▸ PROBLEM TO SOLVE: Output exactly, please, the lines of the records below from the one containing "Decode this image" through the final line.

== EXERCISE DATA

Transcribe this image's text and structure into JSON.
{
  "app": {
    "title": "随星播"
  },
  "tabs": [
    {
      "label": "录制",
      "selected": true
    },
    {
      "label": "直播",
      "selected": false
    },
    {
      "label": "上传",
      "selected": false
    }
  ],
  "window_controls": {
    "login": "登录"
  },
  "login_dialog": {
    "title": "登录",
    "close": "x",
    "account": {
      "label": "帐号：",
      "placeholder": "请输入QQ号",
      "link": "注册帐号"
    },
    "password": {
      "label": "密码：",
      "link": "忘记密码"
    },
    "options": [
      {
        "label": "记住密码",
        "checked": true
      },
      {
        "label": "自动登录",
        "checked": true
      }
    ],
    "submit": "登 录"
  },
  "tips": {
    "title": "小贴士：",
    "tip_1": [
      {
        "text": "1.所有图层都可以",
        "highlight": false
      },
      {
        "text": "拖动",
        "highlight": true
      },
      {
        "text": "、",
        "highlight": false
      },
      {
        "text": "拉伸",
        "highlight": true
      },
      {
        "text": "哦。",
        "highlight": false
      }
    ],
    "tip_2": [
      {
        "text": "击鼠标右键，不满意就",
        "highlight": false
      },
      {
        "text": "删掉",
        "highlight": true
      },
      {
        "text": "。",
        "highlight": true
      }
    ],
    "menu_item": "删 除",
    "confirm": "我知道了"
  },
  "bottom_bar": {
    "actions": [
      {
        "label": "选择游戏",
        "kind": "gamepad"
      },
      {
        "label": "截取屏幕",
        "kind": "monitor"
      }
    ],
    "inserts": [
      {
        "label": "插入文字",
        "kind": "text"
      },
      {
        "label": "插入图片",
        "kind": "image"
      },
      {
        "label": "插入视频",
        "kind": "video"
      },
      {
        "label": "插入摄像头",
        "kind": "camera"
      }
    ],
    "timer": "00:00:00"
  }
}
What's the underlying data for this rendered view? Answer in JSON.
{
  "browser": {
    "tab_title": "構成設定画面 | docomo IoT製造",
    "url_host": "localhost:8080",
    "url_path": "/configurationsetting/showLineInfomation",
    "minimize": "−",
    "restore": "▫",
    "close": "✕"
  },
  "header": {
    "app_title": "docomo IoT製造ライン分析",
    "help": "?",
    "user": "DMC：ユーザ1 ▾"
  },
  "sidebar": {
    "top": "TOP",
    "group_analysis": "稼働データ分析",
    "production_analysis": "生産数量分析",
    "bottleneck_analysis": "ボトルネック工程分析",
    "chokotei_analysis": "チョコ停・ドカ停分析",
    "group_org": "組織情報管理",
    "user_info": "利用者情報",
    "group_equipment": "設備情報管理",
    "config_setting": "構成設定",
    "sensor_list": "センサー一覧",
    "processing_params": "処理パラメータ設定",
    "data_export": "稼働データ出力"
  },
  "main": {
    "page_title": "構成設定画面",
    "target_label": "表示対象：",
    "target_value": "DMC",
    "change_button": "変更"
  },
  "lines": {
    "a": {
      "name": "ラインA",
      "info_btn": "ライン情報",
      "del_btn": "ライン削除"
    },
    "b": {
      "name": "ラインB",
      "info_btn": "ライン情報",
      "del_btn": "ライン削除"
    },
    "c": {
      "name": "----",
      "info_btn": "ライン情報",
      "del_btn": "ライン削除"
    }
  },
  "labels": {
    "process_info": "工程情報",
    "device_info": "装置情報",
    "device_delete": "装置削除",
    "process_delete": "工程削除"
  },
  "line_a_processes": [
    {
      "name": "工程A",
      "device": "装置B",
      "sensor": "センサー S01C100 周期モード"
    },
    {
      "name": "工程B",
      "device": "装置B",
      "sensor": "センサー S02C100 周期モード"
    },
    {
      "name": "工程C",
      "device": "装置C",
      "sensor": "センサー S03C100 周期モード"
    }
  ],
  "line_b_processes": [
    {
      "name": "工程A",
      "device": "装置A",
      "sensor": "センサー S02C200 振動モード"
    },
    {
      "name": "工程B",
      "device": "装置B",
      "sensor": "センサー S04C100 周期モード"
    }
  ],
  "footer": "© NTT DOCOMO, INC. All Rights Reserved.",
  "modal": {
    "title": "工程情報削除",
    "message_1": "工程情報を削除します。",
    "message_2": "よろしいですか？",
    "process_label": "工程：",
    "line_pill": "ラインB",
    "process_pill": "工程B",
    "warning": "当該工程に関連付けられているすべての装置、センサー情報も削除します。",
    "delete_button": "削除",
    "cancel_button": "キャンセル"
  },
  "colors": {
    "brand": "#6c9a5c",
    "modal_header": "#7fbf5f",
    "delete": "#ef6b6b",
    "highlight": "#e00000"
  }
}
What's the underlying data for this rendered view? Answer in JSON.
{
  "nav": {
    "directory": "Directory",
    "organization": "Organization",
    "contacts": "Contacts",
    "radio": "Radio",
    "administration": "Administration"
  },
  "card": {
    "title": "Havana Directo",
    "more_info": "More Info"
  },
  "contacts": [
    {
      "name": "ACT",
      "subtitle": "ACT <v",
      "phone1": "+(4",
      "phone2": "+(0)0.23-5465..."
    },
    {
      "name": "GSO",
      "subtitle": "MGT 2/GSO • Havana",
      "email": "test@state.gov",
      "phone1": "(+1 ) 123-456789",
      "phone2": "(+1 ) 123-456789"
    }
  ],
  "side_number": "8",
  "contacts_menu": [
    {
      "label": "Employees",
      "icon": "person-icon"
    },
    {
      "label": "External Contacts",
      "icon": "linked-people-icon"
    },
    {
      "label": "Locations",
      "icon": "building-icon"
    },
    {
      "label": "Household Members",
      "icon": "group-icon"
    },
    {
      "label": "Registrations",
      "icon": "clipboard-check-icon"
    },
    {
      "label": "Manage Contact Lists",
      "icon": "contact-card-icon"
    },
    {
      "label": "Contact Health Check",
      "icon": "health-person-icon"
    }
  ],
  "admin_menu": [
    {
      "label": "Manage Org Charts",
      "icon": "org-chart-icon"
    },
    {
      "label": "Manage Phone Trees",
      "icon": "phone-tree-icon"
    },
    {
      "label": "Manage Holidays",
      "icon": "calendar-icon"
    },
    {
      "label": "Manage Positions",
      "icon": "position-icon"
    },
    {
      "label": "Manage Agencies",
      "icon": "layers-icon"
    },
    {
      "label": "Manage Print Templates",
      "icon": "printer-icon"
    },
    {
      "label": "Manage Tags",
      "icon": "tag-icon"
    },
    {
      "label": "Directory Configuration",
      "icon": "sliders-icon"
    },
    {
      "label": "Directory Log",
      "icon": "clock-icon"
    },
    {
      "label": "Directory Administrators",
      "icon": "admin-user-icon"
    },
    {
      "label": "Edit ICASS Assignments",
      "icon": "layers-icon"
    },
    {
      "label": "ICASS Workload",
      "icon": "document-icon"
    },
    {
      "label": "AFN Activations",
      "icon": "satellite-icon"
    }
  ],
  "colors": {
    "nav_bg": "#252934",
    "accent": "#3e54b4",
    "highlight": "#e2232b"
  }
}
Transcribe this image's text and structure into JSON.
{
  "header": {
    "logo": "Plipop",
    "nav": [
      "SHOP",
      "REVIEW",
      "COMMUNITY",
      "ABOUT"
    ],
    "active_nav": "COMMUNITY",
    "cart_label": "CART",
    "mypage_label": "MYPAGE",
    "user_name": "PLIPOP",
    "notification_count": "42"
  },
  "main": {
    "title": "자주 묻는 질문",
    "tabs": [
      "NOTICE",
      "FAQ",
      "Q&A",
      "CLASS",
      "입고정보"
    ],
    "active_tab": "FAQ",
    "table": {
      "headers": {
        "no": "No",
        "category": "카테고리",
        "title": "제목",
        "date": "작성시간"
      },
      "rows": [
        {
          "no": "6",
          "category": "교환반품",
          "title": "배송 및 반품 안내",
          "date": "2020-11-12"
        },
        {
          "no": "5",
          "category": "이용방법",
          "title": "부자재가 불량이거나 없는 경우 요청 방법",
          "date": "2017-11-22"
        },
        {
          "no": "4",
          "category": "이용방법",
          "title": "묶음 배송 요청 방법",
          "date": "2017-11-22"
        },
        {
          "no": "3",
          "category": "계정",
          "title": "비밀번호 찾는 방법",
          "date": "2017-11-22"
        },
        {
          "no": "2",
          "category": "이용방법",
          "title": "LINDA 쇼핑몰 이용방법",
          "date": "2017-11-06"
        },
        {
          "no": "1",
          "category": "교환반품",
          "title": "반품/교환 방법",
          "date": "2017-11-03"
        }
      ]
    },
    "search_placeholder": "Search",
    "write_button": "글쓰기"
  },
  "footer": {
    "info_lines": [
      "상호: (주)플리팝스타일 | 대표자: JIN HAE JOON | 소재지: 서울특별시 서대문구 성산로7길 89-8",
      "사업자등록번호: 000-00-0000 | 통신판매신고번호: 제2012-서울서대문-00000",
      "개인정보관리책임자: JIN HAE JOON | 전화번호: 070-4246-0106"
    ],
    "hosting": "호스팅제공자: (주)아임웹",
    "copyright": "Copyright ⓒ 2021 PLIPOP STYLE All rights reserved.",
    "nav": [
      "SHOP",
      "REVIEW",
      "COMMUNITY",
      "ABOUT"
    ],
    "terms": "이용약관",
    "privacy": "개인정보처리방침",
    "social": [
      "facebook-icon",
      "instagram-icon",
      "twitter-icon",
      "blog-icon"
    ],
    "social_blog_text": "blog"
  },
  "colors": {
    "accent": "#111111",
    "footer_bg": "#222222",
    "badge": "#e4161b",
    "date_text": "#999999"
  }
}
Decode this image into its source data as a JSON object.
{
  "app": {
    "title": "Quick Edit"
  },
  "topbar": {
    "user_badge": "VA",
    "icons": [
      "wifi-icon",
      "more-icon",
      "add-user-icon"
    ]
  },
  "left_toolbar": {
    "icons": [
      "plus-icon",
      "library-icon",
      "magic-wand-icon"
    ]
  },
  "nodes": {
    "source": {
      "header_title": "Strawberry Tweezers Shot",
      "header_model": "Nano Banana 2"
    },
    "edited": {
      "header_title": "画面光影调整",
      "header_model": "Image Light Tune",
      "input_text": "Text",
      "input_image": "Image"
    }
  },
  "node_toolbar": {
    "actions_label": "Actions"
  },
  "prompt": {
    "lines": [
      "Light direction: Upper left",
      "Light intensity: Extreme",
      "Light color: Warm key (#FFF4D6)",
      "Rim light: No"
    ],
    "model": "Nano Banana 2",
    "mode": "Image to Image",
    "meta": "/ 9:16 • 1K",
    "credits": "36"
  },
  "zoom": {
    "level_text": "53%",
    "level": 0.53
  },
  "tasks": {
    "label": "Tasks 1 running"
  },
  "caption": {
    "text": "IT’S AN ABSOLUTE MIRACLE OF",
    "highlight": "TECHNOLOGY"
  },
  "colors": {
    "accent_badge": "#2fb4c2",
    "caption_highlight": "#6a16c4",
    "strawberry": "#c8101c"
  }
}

====

▸ SOLUTION FOR THIS EXERCISE:
Decode this image into its source data as a JSON object.
{
  "app": {
    "title": "Quick Edit"
  },
  "topbar": {
    "user_badge": "VA",
    "icons": [
      "wifi-icon",
      "more-icon",
      "add-user-icon"
    ]
  },
  "left_toolbar": {
    "icons": [
      "plus-icon",
      "library-icon",
      "magic-wand-icon"
    ]
  },
  "nodes": {
    "source": {
      "header_title": "Strawberry Tweezers Shot",
      "header_model": "Nano Banana 2"
    },
    "edited": {
      "header_title": "画面光影调整",
      "header_model": "Image Light Tune",
      "input_text": "Text",
      "input_image": "Image"
    }
  },
  "node_toolbar": {
    "actions_label": "Actions"
  },
  "prompt": {
    "lines": [
      "Light direction: Upper left",
      "Light intensity: Extreme",
      "Light color: Warm key (#FFF4D6)",
      "Rim light: No"
    ],
    "model": "Nano Banana 2",
    "mode": "Image to Image",
    "meta": "/ 9:16 • 1K",
    "credits": "36"
  },
  "zoom": {
    "level_text": "53%",
    "level": 0.53
  },
  "tasks": {
    "label": "Tasks 1 running"
  },
  "caption": {
    "text": "IT’S AN ABSOLUTE MIRACLE OF",
    "highlight": "TECHNOLOGY"
  },
  "colors": {
    "accent_badge": "#2fb4c2",
    "caption_highlight": "#6a16c4",
    "strawberry": "#c8101c"
  }
}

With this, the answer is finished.